**Task statement:** Copy out the entries in full and with complete accuracy; pictures are excluded.

**Given records:**

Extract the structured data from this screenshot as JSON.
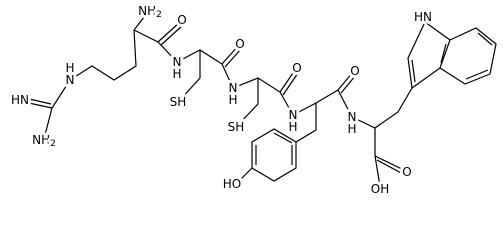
{
  "molecule": {
    "labels": [
      "NH2",
      "O",
      "N",
      "H",
      "SH",
      "O",
      "N",
      "H",
      "SH",
      "O",
      "N",
      "H",
      "HO",
      "O",
      "N",
      "H",
      "HN",
      "O",
      "OH",
      "N",
      "H",
      "HN",
      "NH2"
    ]
  }
}
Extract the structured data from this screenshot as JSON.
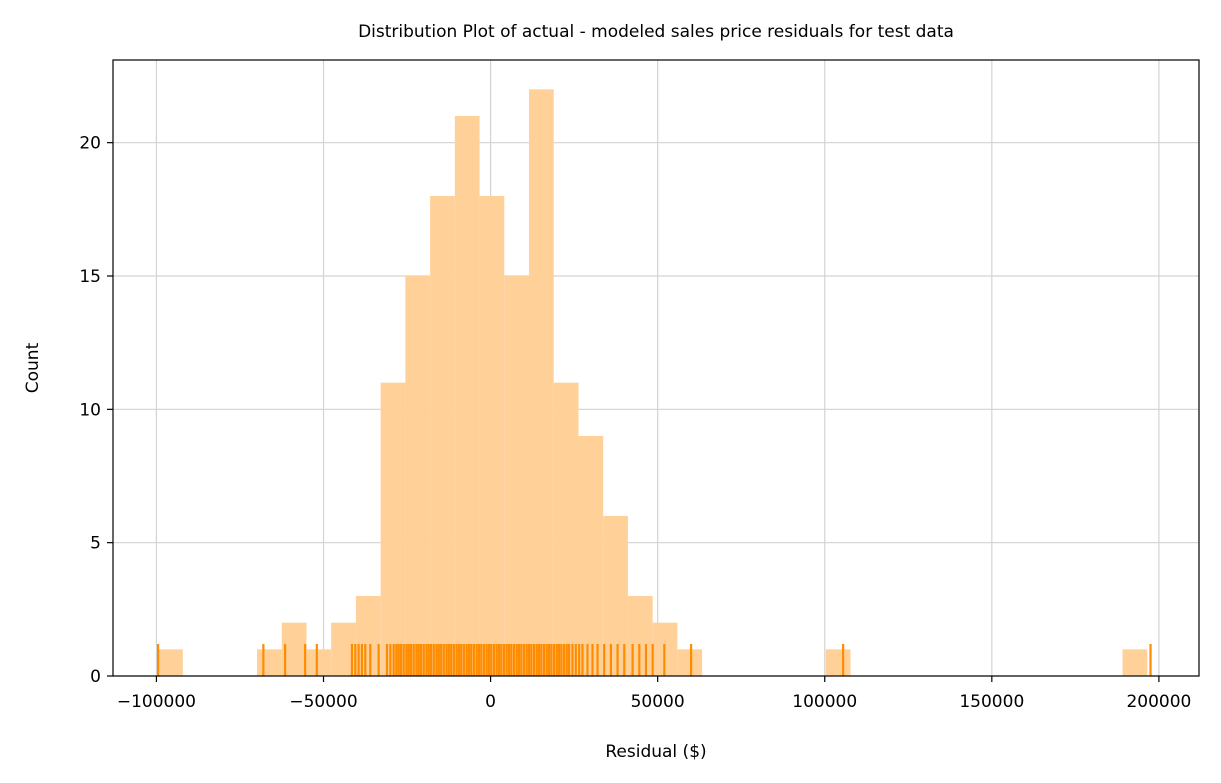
{
  "chart_data": {
    "type": "bar",
    "title": "Distribution Plot of actual - modeled sales price residuals for test data",
    "xlabel": "Residual ($)",
    "ylabel": "Count",
    "xlim": [
      -113000,
      212000
    ],
    "ylim": [
      0,
      23.1
    ],
    "xticks": [
      -100000,
      -50000,
      0,
      50000,
      100000,
      150000,
      200000
    ],
    "xtick_labels": [
      "−100000",
      "−50000",
      "0",
      "50000",
      "100000",
      "150000",
      "200000"
    ],
    "yticks": [
      0,
      5,
      10,
      15,
      20
    ],
    "ytick_labels": [
      "0",
      "5",
      "10",
      "15",
      "20"
    ],
    "grid": true,
    "colors": {
      "bar": "#ffd199",
      "rug": "#ff8c00",
      "grid": "#d3d3d3"
    },
    "bin_width": 7400,
    "bins": [
      {
        "x0": -99500,
        "x1": -92100,
        "count": 1
      },
      {
        "x0": -69900,
        "x1": -62500,
        "count": 1
      },
      {
        "x0": -62500,
        "x1": -55100,
        "count": 2
      },
      {
        "x0": -55100,
        "x1": -47700,
        "count": 1
      },
      {
        "x0": -47700,
        "x1": -40300,
        "count": 2
      },
      {
        "x0": -40300,
        "x1": -32900,
        "count": 3
      },
      {
        "x0": -32900,
        "x1": -25500,
        "count": 11
      },
      {
        "x0": -25500,
        "x1": -18100,
        "count": 15
      },
      {
        "x0": -18100,
        "x1": -10700,
        "count": 18
      },
      {
        "x0": -10700,
        "x1": -3300,
        "count": 21
      },
      {
        "x0": -3300,
        "x1": 4100,
        "count": 18
      },
      {
        "x0": 4100,
        "x1": 11500,
        "count": 15
      },
      {
        "x0": 11500,
        "x1": 18900,
        "count": 22
      },
      {
        "x0": 18900,
        "x1": 26300,
        "count": 11
      },
      {
        "x0": 26300,
        "x1": 33700,
        "count": 9
      },
      {
        "x0": 33700,
        "x1": 41100,
        "count": 6
      },
      {
        "x0": 41100,
        "x1": 48500,
        "count": 3
      },
      {
        "x0": 48500,
        "x1": 55900,
        "count": 2
      },
      {
        "x0": 55900,
        "x1": 63300,
        "count": 1
      },
      {
        "x0": 100300,
        "x1": 107700,
        "count": 1
      },
      {
        "x0": 189100,
        "x1": 196500,
        "count": 1
      }
    ],
    "rug": [
      -99500,
      -68000,
      -61500,
      -55500,
      -52000,
      -41500,
      -40500,
      -39500,
      -38500,
      -37500,
      -36000,
      -33500,
      -31000,
      -30000,
      -29000,
      -28200,
      -27500,
      -26800,
      -26000,
      -25200,
      -24500,
      -23800,
      -23000,
      -22200,
      -21500,
      -20800,
      -20000,
      -19200,
      -18500,
      -17800,
      -17000,
      -16200,
      -15500,
      -14800,
      -14000,
      -13200,
      -12500,
      -11800,
      -11000,
      -10200,
      -9500,
      -8800,
      -8000,
      -7200,
      -6500,
      -5800,
      -5000,
      -4200,
      -3500,
      -2800,
      -2000,
      -1200,
      -500,
      200,
      1000,
      1800,
      2500,
      3200,
      4000,
      4800,
      5500,
      6200,
      7000,
      7800,
      8500,
      9200,
      10000,
      10800,
      11500,
      12200,
      13000,
      13800,
      14500,
      15200,
      16000,
      16800,
      17500,
      18200,
      19000,
      19800,
      20500,
      21200,
      22000,
      22800,
      23500,
      24500,
      25500,
      26500,
      27500,
      29000,
      30500,
      32000,
      34000,
      36000,
      38000,
      40000,
      42500,
      44500,
      46500,
      48500,
      52000,
      60000,
      105500,
      197500
    ]
  }
}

**Reply:**
Extract the structured data from this screenshot as JSON.
{
  "molecule": {
    "labels": [
      "NH2",
      "O",
      "N",
      "H",
      "SH",
      "O",
      "N",
      "H",
      "SH",
      "O",
      "N",
      "H",
      "HO",
      "O",
      "N",
      "H",
      "HN",
      "O",
      "OH",
      "N",
      "H",
      "HN",
      "NH2"
    ]
  }
}
Extract the structured data from this screenshot as JSON.
{
  "chart_data": {
    "type": "bar",
    "title": "Distribution Plot of actual - modeled sales price residuals for test data",
    "xlabel": "Residual ($)",
    "ylabel": "Count",
    "xlim": [
      -113000,
      212000
    ],
    "ylim": [
      0,
      23.1
    ],
    "xticks": [
      -100000,
      -50000,
      0,
      50000,
      100000,
      150000,
      200000
    ],
    "xtick_labels": [
      "−100000",
      "−50000",
      "0",
      "50000",
      "100000",
      "150000",
      "200000"
    ],
    "yticks": [
      0,
      5,
      10,
      15,
      20
    ],
    "ytick_labels": [
      "0",
      "5",
      "10",
      "15",
      "20"
    ],
    "grid": true,
    "colors": {
      "bar": "#ffd199",
      "rug": "#ff8c00",
      "grid": "#d3d3d3"
    },
    "bin_width": 7400,
    "bins": [
      {
        "x0": -99500,
        "x1": -92100,
        "count": 1
      },
      {
        "x0": -69900,
        "x1": -62500,
        "count": 1
      },
      {
        "x0": -62500,
        "x1": -55100,
        "count": 2
      },
      {
        "x0": -55100,
        "x1": -47700,
        "count": 1
      },
      {
        "x0": -47700,
        "x1": -40300,
        "count": 2
      },
      {
        "x0": -40300,
        "x1": -32900,
        "count": 3
      },
      {
        "x0": -32900,
        "x1": -25500,
        "count": 11
      },
      {
        "x0": -25500,
        "x1": -18100,
        "count": 15
      },
      {
        "x0": -18100,
        "x1": -10700,
        "count": 18
      },
      {
        "x0": -10700,
        "x1": -3300,
        "count": 21
      },
      {
        "x0": -3300,
        "x1": 4100,
        "count": 18
      },
      {
        "x0": 4100,
        "x1": 11500,
        "count": 15
      },
      {
        "x0": 11500,
        "x1": 18900,
        "count": 22
      },
      {
        "x0": 18900,
        "x1": 26300,
        "count": 11
      },
      {
        "x0": 26300,
        "x1": 33700,
        "count": 9
      },
      {
        "x0": 33700,
        "x1": 41100,
        "count": 6
      },
      {
        "x0": 41100,
        "x1": 48500,
        "count": 3
      },
      {
        "x0": 48500,
        "x1": 55900,
        "count": 2
      },
      {
        "x0": 55900,
        "x1": 63300,
        "count": 1
      },
      {
        "x0": 100300,
        "x1": 107700,
        "count": 1
      },
      {
        "x0": 189100,
        "x1": 196500,
        "count": 1
      }
    ],
    "rug": [
      -99500,
      -68000,
      -61500,
      -55500,
      -52000,
      -41500,
      -40500,
      -39500,
      -38500,
      -37500,
      -36000,
      -33500,
      -31000,
      -30000,
      -29000,
      -28200,
      -27500,
      -26800,
      -26000,
      -25200,
      -24500,
      -23800,
      -23000,
      -22200,
      -21500,
      -20800,
      -20000,
      -19200,
      -18500,
      -17800,
      -17000,
      -16200,
      -15500,
      -14800,
      -14000,
      -13200,
      -12500,
      -11800,
      -11000,
      -10200,
      -9500,
      -8800,
      -8000,
      -7200,
      -6500,
      -5800,
      -5000,
      -4200,
      -3500,
      -2800,
      -2000,
      -1200,
      -500,
      200,
      1000,
      1800,
      2500,
      3200,
      4000,
      4800,
      5500,
      6200,
      7000,
      7800,
      8500,
      9200,
      10000,
      10800,
      11500,
      12200,
      13000,
      13800,
      14500,
      15200,
      16000,
      16800,
      17500,
      18200,
      19000,
      19800,
      20500,
      21200,
      22000,
      22800,
      23500,
      24500,
      25500,
      26500,
      27500,
      29000,
      30500,
      32000,
      34000,
      36000,
      38000,
      40000,
      42500,
      44500,
      46500,
      48500,
      52000,
      60000,
      105500,
      197500
    ]
  }
}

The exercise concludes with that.